### WHAT IS NEEDED
Gather the lines below that include the string "which", copying each in full.

### MATERIAL FOR THIS TASK
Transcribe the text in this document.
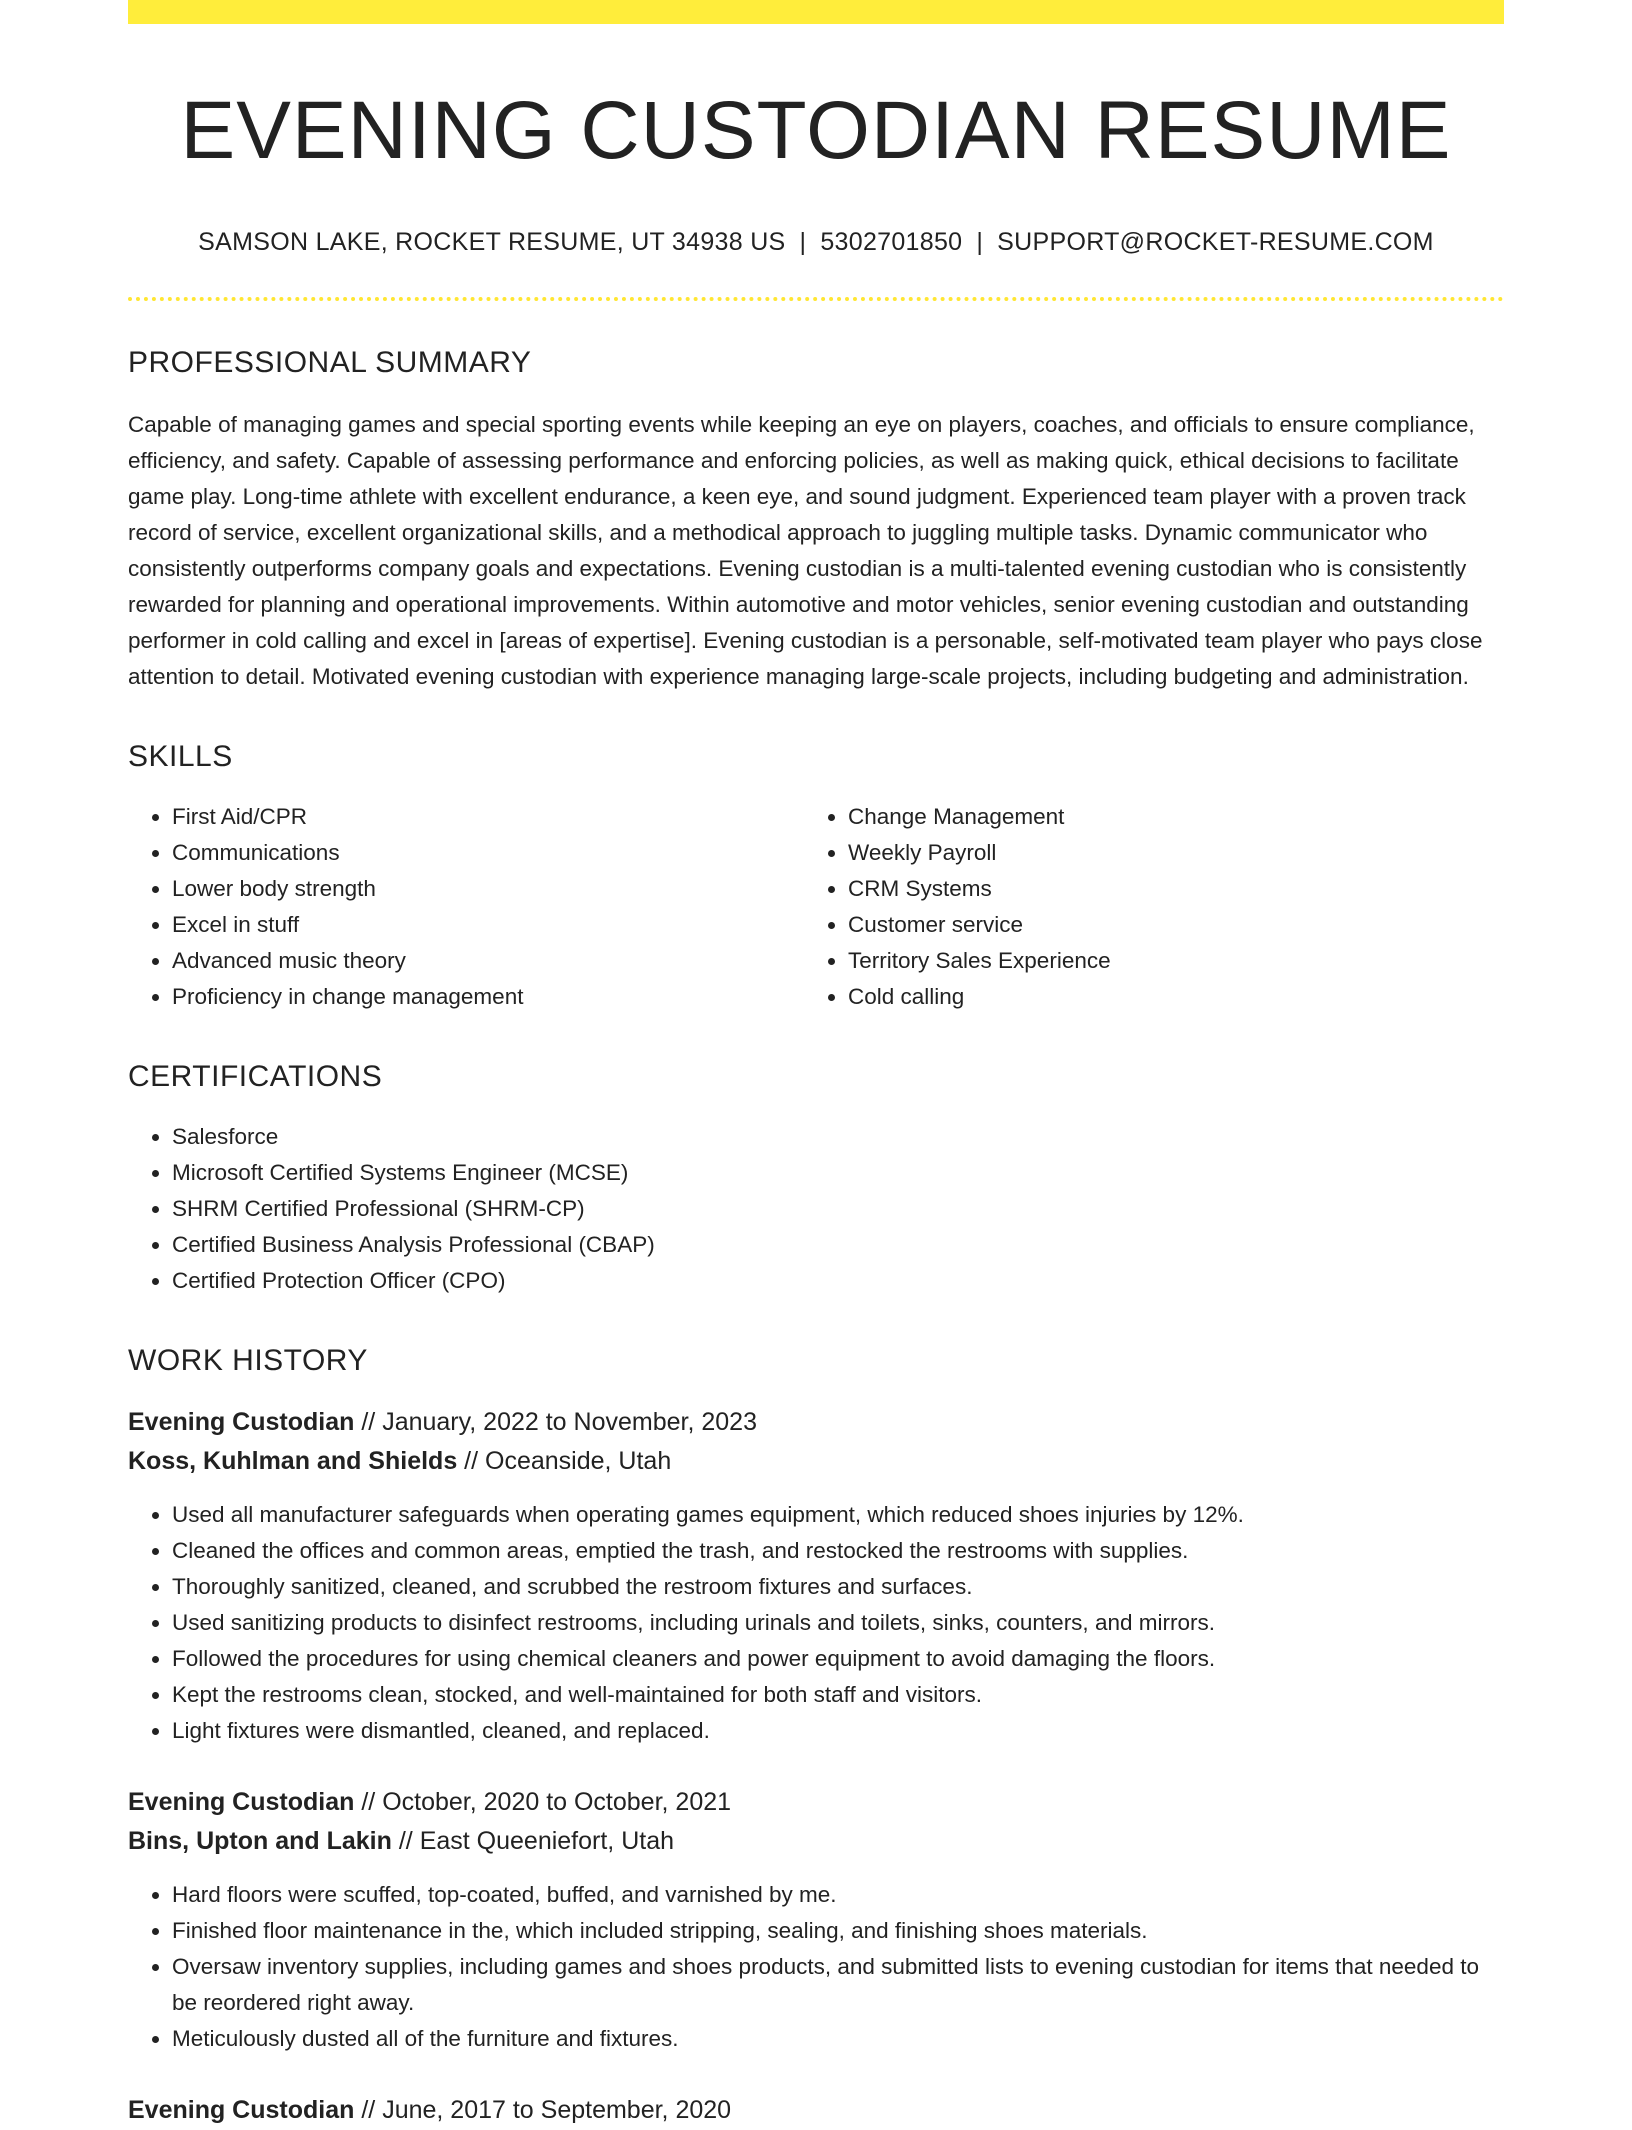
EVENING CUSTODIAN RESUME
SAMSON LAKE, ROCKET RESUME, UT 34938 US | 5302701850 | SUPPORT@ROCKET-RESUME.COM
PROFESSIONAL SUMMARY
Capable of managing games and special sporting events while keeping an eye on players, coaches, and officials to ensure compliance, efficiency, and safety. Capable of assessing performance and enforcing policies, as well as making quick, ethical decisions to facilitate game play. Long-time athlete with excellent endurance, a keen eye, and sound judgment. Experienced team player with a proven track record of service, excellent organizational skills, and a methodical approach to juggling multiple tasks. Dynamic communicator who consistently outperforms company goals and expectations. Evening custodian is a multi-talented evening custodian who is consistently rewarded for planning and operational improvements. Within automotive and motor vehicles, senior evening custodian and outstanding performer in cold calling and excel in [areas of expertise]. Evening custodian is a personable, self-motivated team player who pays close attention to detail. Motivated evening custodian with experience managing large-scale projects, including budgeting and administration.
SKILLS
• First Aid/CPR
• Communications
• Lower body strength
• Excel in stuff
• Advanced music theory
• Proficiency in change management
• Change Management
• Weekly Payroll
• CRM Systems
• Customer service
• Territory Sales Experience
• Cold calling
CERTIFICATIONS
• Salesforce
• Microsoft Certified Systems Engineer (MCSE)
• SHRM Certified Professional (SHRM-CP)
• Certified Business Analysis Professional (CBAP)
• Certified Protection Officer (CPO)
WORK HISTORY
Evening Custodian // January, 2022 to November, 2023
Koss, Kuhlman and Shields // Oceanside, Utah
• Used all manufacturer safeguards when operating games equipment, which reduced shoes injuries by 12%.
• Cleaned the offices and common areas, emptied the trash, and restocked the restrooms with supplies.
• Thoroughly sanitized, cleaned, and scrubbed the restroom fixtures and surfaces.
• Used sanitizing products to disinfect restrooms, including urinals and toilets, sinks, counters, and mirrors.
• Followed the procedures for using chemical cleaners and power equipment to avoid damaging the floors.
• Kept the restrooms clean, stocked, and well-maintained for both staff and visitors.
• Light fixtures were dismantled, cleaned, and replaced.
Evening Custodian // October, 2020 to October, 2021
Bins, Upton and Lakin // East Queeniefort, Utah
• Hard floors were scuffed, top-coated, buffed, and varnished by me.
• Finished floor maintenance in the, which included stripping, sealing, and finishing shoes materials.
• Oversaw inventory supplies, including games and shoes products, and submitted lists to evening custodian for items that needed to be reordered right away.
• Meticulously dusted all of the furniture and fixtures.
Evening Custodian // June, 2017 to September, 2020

### RESULT BELOW
• Used all manufacturer safeguards when operating games equipment, which reduced shoes injuries by 12%.
• Finished floor maintenance in the, which included stripping, sealing, and finishing shoes materials.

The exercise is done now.